GIVEN TASK → Can the data below be set down again exactly, line for line?

Records that describe figures →
◇ ◇ ◇

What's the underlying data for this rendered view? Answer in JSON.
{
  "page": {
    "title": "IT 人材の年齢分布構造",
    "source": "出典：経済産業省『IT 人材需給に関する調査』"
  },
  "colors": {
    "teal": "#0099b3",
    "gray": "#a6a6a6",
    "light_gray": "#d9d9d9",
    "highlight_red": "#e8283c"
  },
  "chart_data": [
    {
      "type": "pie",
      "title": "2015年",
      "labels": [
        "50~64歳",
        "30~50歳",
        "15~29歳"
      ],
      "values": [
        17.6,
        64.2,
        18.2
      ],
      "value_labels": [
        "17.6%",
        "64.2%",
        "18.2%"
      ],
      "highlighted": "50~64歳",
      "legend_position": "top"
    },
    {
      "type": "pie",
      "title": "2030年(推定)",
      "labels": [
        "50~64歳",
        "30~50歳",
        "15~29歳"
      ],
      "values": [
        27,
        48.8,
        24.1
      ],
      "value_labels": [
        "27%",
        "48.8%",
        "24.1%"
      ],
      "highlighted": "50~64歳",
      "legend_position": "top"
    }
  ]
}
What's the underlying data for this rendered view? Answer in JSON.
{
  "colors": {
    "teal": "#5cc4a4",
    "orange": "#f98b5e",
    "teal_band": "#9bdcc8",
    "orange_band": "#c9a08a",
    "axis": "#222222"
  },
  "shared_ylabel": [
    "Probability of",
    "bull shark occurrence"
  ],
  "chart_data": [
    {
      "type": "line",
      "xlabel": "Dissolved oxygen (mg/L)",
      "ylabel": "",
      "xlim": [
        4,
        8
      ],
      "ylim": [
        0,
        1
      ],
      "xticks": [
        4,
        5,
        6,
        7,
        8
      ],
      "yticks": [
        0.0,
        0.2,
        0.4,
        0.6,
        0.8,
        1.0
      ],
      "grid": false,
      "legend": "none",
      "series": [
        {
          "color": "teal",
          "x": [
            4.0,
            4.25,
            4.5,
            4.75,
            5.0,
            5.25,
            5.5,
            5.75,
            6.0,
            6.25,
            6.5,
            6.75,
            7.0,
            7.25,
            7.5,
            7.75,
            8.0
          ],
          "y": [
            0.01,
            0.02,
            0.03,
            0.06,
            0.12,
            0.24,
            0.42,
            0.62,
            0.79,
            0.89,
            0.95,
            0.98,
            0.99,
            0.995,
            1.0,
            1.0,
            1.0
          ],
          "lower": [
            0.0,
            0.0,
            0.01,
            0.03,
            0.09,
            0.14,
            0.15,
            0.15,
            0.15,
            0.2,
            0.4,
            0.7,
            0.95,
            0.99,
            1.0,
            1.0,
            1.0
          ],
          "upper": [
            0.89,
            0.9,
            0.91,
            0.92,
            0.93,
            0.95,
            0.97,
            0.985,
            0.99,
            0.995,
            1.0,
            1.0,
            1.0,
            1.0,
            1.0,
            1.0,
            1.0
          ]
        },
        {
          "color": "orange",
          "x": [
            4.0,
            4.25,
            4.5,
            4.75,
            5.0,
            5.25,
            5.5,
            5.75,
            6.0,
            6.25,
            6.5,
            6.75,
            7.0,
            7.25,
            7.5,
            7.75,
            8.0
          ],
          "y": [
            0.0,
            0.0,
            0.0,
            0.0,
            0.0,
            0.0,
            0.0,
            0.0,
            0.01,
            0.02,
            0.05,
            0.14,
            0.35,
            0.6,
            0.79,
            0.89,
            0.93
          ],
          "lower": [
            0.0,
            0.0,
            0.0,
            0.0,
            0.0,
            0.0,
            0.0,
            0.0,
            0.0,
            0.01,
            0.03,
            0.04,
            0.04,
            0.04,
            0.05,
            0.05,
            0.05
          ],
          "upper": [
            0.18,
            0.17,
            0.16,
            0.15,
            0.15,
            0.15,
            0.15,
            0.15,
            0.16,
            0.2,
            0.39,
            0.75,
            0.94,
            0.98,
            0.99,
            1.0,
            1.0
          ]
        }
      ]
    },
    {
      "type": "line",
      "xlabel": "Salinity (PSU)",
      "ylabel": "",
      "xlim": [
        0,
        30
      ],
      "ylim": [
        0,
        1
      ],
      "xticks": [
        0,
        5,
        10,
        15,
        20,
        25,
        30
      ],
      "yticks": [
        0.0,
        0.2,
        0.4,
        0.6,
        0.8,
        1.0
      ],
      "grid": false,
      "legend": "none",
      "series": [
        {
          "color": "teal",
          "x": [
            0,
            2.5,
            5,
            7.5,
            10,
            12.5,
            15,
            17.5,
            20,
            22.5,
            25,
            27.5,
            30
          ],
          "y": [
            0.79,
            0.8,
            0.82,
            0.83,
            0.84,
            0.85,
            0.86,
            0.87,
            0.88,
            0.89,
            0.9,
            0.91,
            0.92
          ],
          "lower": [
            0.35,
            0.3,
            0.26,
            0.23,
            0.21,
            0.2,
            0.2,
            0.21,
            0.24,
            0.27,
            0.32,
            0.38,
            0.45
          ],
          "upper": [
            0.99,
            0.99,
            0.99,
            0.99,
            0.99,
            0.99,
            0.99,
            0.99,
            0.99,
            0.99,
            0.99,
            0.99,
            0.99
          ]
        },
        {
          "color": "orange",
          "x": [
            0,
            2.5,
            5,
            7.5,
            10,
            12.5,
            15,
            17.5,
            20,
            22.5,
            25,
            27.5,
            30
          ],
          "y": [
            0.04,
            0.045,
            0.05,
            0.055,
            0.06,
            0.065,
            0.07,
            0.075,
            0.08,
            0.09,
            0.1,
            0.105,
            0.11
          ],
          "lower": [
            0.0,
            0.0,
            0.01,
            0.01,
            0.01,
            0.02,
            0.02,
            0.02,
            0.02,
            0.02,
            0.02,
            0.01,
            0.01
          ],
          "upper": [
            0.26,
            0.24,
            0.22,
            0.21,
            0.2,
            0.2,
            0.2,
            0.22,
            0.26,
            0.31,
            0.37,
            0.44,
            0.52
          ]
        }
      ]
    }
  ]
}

◇ ◇ ◇

COMPLETED TASK →
What's the underlying data for this rendered view? Answer in JSON.
{
  "page": {
    "title": "IT 人材の年齢分布構造",
    "source": "出典：経済産業省『IT 人材需給に関する調査』"
  },
  "colors": {
    "teal": "#0099b3",
    "gray": "#a6a6a6",
    "light_gray": "#d9d9d9",
    "highlight_red": "#e8283c"
  },
  "chart_data": [
    {
      "type": "pie",
      "title": "2015年",
      "labels": [
        "50~64歳",
        "30~50歳",
        "15~29歳"
      ],
      "values": [
        17.6,
        64.2,
        18.2
      ],
      "value_labels": [
        "17.6%",
        "64.2%",
        "18.2%"
      ],
      "highlighted": "50~64歳",
      "legend_position": "top"
    },
    {
      "type": "pie",
      "title": "2030年(推定)",
      "labels": [
        "50~64歳",
        "30~50歳",
        "15~29歳"
      ],
      "values": [
        27,
        48.8,
        24.1
      ],
      "value_labels": [
        "27%",
        "48.8%",
        "24.1%"
      ],
      "highlighted": "50~64歳",
      "legend_position": "top"
    }
  ]
}
What's the underlying data for this rendered view? Answer in JSON.
{
  "colors": {
    "teal": "#5cc4a4",
    "orange": "#f98b5e",
    "teal_band": "#9bdcc8",
    "orange_band": "#c9a08a",
    "axis": "#222222"
  },
  "shared_ylabel": [
    "Probability of",
    "bull shark occurrence"
  ],
  "chart_data": [
    {
      "type": "line",
      "xlabel": "Dissolved oxygen (mg/L)",
      "ylabel": "",
      "xlim": [
        4,
        8
      ],
      "ylim": [
        0,
        1
      ],
      "xticks": [
        4,
        5,
        6,
        7,
        8
      ],
      "yticks": [
        0.0,
        0.2,
        0.4,
        0.6,
        0.8,
        1.0
      ],
      "grid": false,
      "legend": "none",
      "series": [
        {
          "color": "teal",
          "x": [
            4.0,
            4.25,
            4.5,
            4.75,
            5.0,
            5.25,
            5.5,
            5.75,
            6.0,
            6.25,
            6.5,
            6.75,
            7.0,
            7.25,
            7.5,
            7.75,
            8.0
          ],
          "y": [
            0.01,
            0.02,
            0.03,
            0.06,
            0.12,
            0.24,
            0.42,
            0.62,
            0.79,
            0.89,
            0.95,
            0.98,
            0.99,
            0.995,
            1.0,
            1.0,
            1.0
          ],
          "lower": [
            0.0,
            0.0,
            0.01,
            0.03,
            0.09,
            0.14,
            0.15,
            0.15,
            0.15,
            0.2,
            0.4,
            0.7,
            0.95,
            0.99,
            1.0,
            1.0,
            1.0
          ],
          "upper": [
            0.89,
            0.9,
            0.91,
            0.92,
            0.93,
            0.95,
            0.97,
            0.985,
            0.99,
            0.995,
            1.0,
            1.0,
            1.0,
            1.0,
            1.0,
            1.0,
            1.0
          ]
        },
        {
          "color": "orange",
          "x": [
            4.0,
            4.25,
            4.5,
            4.75,
            5.0,
            5.25,
            5.5,
            5.75,
            6.0,
            6.25,
            6.5,
            6.75,
            7.0,
            7.25,
            7.5,
            7.75,
            8.0
          ],
          "y": [
            0.0,
            0.0,
            0.0,
            0.0,
            0.0,
            0.0,
            0.0,
            0.0,
            0.01,
            0.02,
            0.05,
            0.14,
            0.35,
            0.6,
            0.79,
            0.89,
            0.93
          ],
          "lower": [
            0.0,
            0.0,
            0.0,
            0.0,
            0.0,
            0.0,
            0.0,
            0.0,
            0.0,
            0.01,
            0.03,
            0.04,
            0.04,
            0.04,
            0.05,
            0.05,
            0.05
          ],
          "upper": [
            0.18,
            0.17,
            0.16,
            0.15,
            0.15,
            0.15,
            0.15,
            0.15,
            0.16,
            0.2,
            0.39,
            0.75,
            0.94,
            0.98,
            0.99,
            1.0,
            1.0
          ]
        }
      ]
    },
    {
      "type": "line",
      "xlabel": "Salinity (PSU)",
      "ylabel": "",
      "xlim": [
        0,
        30
      ],
      "ylim": [
        0,
        1
      ],
      "xticks": [
        0,
        5,
        10,
        15,
        20,
        25,
        30
      ],
      "yticks": [
        0.0,
        0.2,
        0.4,
        0.6,
        0.8,
        1.0
      ],
      "grid": false,
      "legend": "none",
      "series": [
        {
          "color": "teal",
          "x": [
            0,
            2.5,
            5,
            7.5,
            10,
            12.5,
            15,
            17.5,
            20,
            22.5,
            25,
            27.5,
            30
          ],
          "y": [
            0.79,
            0.8,
            0.82,
            0.83,
            0.84,
            0.85,
            0.86,
            0.87,
            0.88,
            0.89,
            0.9,
            0.91,
            0.92
          ],
          "lower": [
            0.35,
            0.3,
            0.26,
            0.23,
            0.21,
            0.2,
            0.2,
            0.21,
            0.24,
            0.27,
            0.32,
            0.38,
            0.45
          ],
          "upper": [
            0.99,
            0.99,
            0.99,
            0.99,
            0.99,
            0.99,
            0.99,
            0.99,
            0.99,
            0.99,
            0.99,
            0.99,
            0.99
          ]
        },
        {
          "color": "orange",
          "x": [
            0,
            2.5,
            5,
            7.5,
            10,
            12.5,
            15,
            17.5,
            20,
            22.5,
            25,
            27.5,
            30
          ],
          "y": [
            0.04,
            0.045,
            0.05,
            0.055,
            0.06,
            0.065,
            0.07,
            0.075,
            0.08,
            0.09,
            0.1,
            0.105,
            0.11
          ],
          "lower": [
            0.0,
            0.0,
            0.01,
            0.01,
            0.01,
            0.02,
            0.02,
            0.02,
            0.02,
            0.02,
            0.02,
            0.01,
            0.01
          ],
          "upper": [
            0.26,
            0.24,
            0.22,
            0.21,
            0.2,
            0.2,
            0.2,
            0.22,
            0.26,
            0.31,
            0.37,
            0.44,
            0.52
          ]
        }
      ]
    }
  ]
}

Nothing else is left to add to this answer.